> [Set problem]
Please set down all of the records below word for word, leaving out the pictures.

## begin

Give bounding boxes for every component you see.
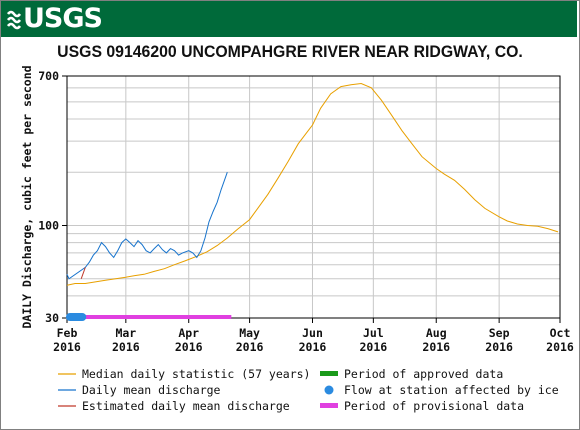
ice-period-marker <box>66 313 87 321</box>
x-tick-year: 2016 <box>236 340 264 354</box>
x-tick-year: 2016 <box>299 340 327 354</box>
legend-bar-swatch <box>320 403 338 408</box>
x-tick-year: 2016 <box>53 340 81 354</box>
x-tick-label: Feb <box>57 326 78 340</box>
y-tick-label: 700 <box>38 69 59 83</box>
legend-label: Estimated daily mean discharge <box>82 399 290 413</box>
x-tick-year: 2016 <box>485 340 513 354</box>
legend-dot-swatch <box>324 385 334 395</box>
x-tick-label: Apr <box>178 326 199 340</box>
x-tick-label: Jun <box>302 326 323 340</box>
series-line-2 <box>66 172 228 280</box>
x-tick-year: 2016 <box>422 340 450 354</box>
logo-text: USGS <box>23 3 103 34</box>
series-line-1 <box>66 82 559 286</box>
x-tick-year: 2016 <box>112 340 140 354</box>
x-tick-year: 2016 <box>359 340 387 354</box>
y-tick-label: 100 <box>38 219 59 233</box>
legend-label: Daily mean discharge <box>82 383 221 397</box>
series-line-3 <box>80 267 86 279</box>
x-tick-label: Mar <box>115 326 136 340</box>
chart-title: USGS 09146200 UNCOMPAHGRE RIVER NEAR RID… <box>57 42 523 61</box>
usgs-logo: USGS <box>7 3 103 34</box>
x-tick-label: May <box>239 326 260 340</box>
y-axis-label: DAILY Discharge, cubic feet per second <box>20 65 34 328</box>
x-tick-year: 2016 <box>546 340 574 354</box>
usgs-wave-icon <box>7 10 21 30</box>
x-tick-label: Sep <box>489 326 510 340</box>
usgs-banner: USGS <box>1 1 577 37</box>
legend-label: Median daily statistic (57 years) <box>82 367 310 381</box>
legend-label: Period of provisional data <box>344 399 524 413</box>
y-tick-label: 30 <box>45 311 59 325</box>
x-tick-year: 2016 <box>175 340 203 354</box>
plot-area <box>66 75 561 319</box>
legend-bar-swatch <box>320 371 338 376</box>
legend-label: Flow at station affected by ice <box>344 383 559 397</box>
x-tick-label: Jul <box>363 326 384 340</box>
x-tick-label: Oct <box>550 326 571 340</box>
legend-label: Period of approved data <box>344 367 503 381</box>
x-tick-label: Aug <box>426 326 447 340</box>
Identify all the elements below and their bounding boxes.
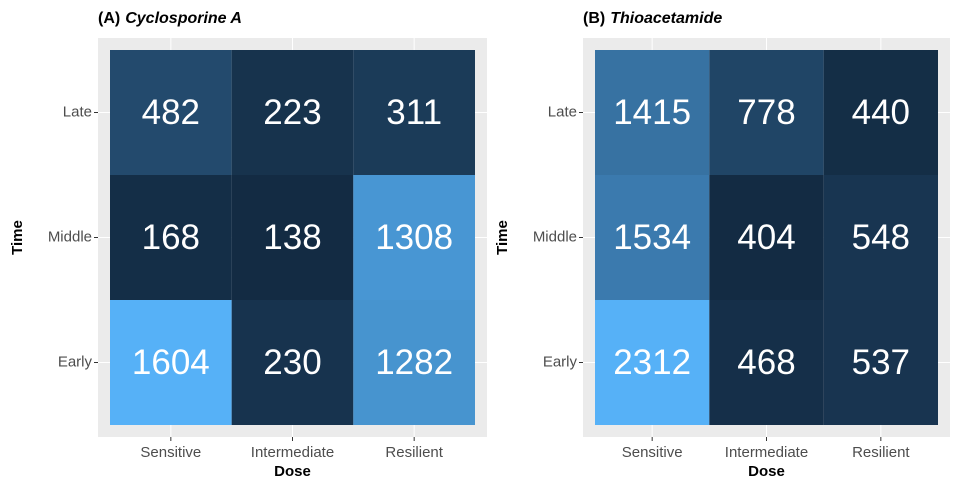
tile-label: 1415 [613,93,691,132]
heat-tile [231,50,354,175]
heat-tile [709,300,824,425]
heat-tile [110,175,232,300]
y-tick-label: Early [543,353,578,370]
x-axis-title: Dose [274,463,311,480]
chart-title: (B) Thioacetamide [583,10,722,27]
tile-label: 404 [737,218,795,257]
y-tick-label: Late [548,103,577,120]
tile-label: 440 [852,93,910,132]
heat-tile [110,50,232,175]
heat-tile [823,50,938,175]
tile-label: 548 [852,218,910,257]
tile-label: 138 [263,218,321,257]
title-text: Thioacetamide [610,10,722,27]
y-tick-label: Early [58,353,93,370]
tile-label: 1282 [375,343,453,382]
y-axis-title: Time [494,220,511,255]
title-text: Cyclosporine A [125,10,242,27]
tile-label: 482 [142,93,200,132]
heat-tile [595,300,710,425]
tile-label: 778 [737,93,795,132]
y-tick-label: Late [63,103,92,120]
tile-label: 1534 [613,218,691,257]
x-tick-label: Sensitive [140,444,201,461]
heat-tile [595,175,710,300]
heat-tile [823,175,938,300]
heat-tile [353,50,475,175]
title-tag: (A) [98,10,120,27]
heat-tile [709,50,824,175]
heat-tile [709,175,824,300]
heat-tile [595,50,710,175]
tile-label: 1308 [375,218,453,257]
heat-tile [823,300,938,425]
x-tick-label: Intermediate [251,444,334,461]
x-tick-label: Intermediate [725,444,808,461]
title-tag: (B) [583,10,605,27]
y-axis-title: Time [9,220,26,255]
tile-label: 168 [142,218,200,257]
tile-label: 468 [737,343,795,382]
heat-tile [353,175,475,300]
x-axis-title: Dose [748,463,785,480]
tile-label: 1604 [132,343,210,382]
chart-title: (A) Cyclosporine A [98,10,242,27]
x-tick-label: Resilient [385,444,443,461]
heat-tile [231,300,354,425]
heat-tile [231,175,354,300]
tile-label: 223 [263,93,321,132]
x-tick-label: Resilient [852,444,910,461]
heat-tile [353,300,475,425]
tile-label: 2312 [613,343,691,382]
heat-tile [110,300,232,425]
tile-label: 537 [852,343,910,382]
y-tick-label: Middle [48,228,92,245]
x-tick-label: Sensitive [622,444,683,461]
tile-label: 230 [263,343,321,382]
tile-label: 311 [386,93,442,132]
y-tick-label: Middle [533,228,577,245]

## end

> [Result of the task]
Give bounding boxes for every component you see.
ice-period-marker <box>66 313 87 321</box>
x-tick-year: 2016 <box>236 340 264 354</box>
x-tick-year: 2016 <box>299 340 327 354</box>
legend-bar-swatch <box>320 403 338 408</box>
x-tick-year: 2016 <box>53 340 81 354</box>
x-tick-label: Feb <box>57 326 78 340</box>
y-tick-label: 700 <box>38 69 59 83</box>
legend-label: Estimated daily mean discharge <box>82 399 290 413</box>
x-tick-year: 2016 <box>485 340 513 354</box>
legend-dot-swatch <box>324 385 334 395</box>
x-tick-label: Apr <box>178 326 199 340</box>
x-tick-label: Jun <box>302 326 323 340</box>
series-line-2 <box>66 172 228 280</box>
x-tick-year: 2016 <box>422 340 450 354</box>
logo-text: USGS <box>23 3 103 34</box>
series-line-1 <box>66 82 559 286</box>
x-tick-year: 2016 <box>112 340 140 354</box>
x-tick-year: 2016 <box>359 340 387 354</box>
y-tick-label: 100 <box>38 219 59 233</box>
legend-label: Daily mean discharge <box>82 383 221 397</box>
series-line-3 <box>80 267 86 279</box>
x-tick-label: Mar <box>115 326 136 340</box>
chart-title: USGS 09146200 UNCOMPAHGRE RIVER NEAR RID… <box>57 42 523 61</box>
usgs-logo: USGS <box>7 3 103 34</box>
x-tick-label: May <box>239 326 260 340</box>
y-axis-label: DAILY Discharge, cubic feet per second <box>20 65 34 328</box>
x-tick-year: 2016 <box>546 340 574 354</box>
usgs-wave-icon <box>7 10 21 30</box>
x-tick-label: Sep <box>489 326 510 340</box>
usgs-banner: USGS <box>1 1 577 37</box>
legend-label: Median daily statistic (57 years) <box>82 367 310 381</box>
legend-label: Period of provisional data <box>344 399 524 413</box>
y-tick-label: 30 <box>45 311 59 325</box>
x-tick-year: 2016 <box>175 340 203 354</box>
plot-area <box>66 75 561 319</box>
legend-bar-swatch <box>320 371 338 376</box>
legend-label: Flow at station affected by ice <box>344 383 559 397</box>
x-tick-label: Jul <box>363 326 384 340</box>
x-tick-label: Oct <box>550 326 571 340</box>
legend-label: Period of approved data <box>344 367 503 381</box>
x-tick-label: Aug <box>426 326 447 340</box>
Identify all the elements below and their bounding boxes.
tile-label: 1415 [613,93,691,132]
heat-tile [231,50,354,175]
heat-tile [709,300,824,425]
heat-tile [110,175,232,300]
y-tick-label: Early [543,353,578,370]
x-axis-title: Dose [274,463,311,480]
chart-title: (B) Thioacetamide [583,10,722,27]
tile-label: 404 [737,218,795,257]
y-tick-label: Late [548,103,577,120]
tile-label: 440 [852,93,910,132]
heat-tile [110,50,232,175]
heat-tile [823,50,938,175]
tile-label: 548 [852,218,910,257]
tile-label: 138 [263,218,321,257]
title-text: Thioacetamide [610,10,722,27]
y-tick-label: Early [58,353,93,370]
tile-label: 1282 [375,343,453,382]
y-axis-title: Time [494,220,511,255]
title-text: Cyclosporine A [125,10,242,27]
tile-label: 482 [142,93,200,132]
heat-tile [595,300,710,425]
tile-label: 778 [737,93,795,132]
y-tick-label: Late [63,103,92,120]
tile-label: 1534 [613,218,691,257]
x-tick-label: Sensitive [140,444,201,461]
heat-tile [595,175,710,300]
heat-tile [823,175,938,300]
heat-tile [353,50,475,175]
title-tag: (A) [98,10,120,27]
heat-tile [709,50,824,175]
heat-tile [709,175,824,300]
heat-tile [595,50,710,175]
tile-label: 1308 [375,218,453,257]
heat-tile [823,300,938,425]
x-tick-label: Intermediate [251,444,334,461]
x-tick-label: Intermediate [725,444,808,461]
title-tag: (B) [583,10,605,27]
y-axis-title: Time [9,220,26,255]
tile-label: 168 [142,218,200,257]
tile-label: 468 [737,343,795,382]
heat-tile [353,175,475,300]
x-axis-title: Dose [748,463,785,480]
tile-label: 1604 [132,343,210,382]
chart-title: (A) Cyclosporine A [98,10,242,27]
x-tick-label: Resilient [385,444,443,461]
heat-tile [231,300,354,425]
heat-tile [231,175,354,300]
tile-label: 223 [263,93,321,132]
x-tick-label: Resilient [852,444,910,461]
heat-tile [353,300,475,425]
tile-label: 2312 [613,343,691,382]
heat-tile [110,300,232,425]
tile-label: 537 [852,343,910,382]
y-tick-label: Middle [48,228,92,245]
x-tick-label: Sensitive [622,444,683,461]
tile-label: 230 [263,343,321,382]
tile-label: 311 [386,93,442,132]
y-tick-label: Middle [533,228,577,245]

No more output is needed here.